Excerpt from a dataset:
##############################

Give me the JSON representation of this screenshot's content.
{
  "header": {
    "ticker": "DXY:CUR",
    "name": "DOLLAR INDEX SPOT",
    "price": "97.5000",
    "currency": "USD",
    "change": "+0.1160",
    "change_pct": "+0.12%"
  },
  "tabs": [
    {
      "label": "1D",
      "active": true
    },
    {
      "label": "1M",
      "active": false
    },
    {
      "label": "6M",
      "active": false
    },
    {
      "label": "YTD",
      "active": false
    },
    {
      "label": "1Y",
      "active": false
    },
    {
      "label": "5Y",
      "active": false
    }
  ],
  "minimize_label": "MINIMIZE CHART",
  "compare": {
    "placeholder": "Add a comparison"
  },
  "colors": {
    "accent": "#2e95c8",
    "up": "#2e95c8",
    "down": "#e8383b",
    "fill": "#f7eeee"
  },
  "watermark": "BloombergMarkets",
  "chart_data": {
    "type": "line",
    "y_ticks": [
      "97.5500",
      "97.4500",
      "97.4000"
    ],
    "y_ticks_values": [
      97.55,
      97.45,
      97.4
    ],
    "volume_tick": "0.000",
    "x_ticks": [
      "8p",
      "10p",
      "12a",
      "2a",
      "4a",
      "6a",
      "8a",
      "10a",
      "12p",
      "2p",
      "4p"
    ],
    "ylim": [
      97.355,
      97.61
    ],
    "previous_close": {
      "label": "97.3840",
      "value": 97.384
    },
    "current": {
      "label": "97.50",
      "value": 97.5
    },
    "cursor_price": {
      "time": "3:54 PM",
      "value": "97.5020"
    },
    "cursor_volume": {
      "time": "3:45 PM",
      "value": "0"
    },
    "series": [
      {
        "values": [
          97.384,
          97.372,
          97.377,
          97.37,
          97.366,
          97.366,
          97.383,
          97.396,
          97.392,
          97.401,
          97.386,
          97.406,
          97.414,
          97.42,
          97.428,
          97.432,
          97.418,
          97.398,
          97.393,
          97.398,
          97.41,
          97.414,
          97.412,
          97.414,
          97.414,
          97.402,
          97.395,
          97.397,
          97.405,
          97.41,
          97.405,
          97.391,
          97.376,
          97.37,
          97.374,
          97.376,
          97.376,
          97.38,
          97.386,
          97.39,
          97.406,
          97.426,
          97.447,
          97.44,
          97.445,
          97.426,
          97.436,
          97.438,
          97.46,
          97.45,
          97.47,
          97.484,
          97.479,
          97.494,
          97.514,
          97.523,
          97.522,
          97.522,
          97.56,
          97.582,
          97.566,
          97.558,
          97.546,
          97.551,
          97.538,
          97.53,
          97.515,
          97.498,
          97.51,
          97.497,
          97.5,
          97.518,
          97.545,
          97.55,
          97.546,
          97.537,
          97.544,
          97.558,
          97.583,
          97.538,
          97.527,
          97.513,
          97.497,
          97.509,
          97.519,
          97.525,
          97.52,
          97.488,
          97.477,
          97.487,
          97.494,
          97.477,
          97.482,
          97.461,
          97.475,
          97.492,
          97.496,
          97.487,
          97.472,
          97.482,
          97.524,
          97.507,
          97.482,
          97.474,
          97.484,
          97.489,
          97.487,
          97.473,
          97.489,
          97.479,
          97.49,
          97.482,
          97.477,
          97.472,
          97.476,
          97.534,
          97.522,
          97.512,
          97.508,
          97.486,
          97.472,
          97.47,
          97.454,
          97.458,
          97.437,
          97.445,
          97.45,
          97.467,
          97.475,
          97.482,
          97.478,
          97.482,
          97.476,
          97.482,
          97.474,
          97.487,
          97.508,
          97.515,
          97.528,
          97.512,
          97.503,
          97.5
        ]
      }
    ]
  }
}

##############################

Task brief: Copy out all of the records shown above exactly.

Complete answer:
Give me the JSON representation of this screenshot's content.
{
  "header": {
    "ticker": "DXY:CUR",
    "name": "DOLLAR INDEX SPOT",
    "price": "97.5000",
    "currency": "USD",
    "change": "+0.1160",
    "change_pct": "+0.12%"
  },
  "tabs": [
    {
      "label": "1D",
      "active": true
    },
    {
      "label": "1M",
      "active": false
    },
    {
      "label": "6M",
      "active": false
    },
    {
      "label": "YTD",
      "active": false
    },
    {
      "label": "1Y",
      "active": false
    },
    {
      "label": "5Y",
      "active": false
    }
  ],
  "minimize_label": "MINIMIZE CHART",
  "compare": {
    "placeholder": "Add a comparison"
  },
  "colors": {
    "accent": "#2e95c8",
    "up": "#2e95c8",
    "down": "#e8383b",
    "fill": "#f7eeee"
  },
  "watermark": "BloombergMarkets",
  "chart_data": {
    "type": "line",
    "y_ticks": [
      "97.5500",
      "97.4500",
      "97.4000"
    ],
    "y_ticks_values": [
      97.55,
      97.45,
      97.4
    ],
    "volume_tick": "0.000",
    "x_ticks": [
      "8p",
      "10p",
      "12a",
      "2a",
      "4a",
      "6a",
      "8a",
      "10a",
      "12p",
      "2p",
      "4p"
    ],
    "ylim": [
      97.355,
      97.61
    ],
    "previous_close": {
      "label": "97.3840",
      "value": 97.384
    },
    "current": {
      "label": "97.50",
      "value": 97.5
    },
    "cursor_price": {
      "time": "3:54 PM",
      "value": "97.5020"
    },
    "cursor_volume": {
      "time": "3:45 PM",
      "value": "0"
    },
    "series": [
      {
        "values": [
          97.384,
          97.372,
          97.377,
          97.37,
          97.366,
          97.366,
          97.383,
          97.396,
          97.392,
          97.401,
          97.386,
          97.406,
          97.414,
          97.42,
          97.428,
          97.432,
          97.418,
          97.398,
          97.393,
          97.398,
          97.41,
          97.414,
          97.412,
          97.414,
          97.414,
          97.402,
          97.395,
          97.397,
          97.405,
          97.41,
          97.405,
          97.391,
          97.376,
          97.37,
          97.374,
          97.376,
          97.376,
          97.38,
          97.386,
          97.39,
          97.406,
          97.426,
          97.447,
          97.44,
          97.445,
          97.426,
          97.436,
          97.438,
          97.46,
          97.45,
          97.47,
          97.484,
          97.479,
          97.494,
          97.514,
          97.523,
          97.522,
          97.522,
          97.56,
          97.582,
          97.566,
          97.558,
          97.546,
          97.551,
          97.538,
          97.53,
          97.515,
          97.498,
          97.51,
          97.497,
          97.5,
          97.518,
          97.545,
          97.55,
          97.546,
          97.537,
          97.544,
          97.558,
          97.583,
          97.538,
          97.527,
          97.513,
          97.497,
          97.509,
          97.519,
          97.525,
          97.52,
          97.488,
          97.477,
          97.487,
          97.494,
          97.477,
          97.482,
          97.461,
          97.475,
          97.492,
          97.496,
          97.487,
          97.472,
          97.482,
          97.524,
          97.507,
          97.482,
          97.474,
          97.484,
          97.489,
          97.487,
          97.473,
          97.489,
          97.479,
          97.49,
          97.482,
          97.477,
          97.472,
          97.476,
          97.534,
          97.522,
          97.512,
          97.508,
          97.486,
          97.472,
          97.47,
          97.454,
          97.458,
          97.437,
          97.445,
          97.45,
          97.467,
          97.475,
          97.482,
          97.478,
          97.482,
          97.476,
          97.482,
          97.474,
          97.487,
          97.508,
          97.515,
          97.528,
          97.512,
          97.503,
          97.5
        ]
      }
    ]
  }
}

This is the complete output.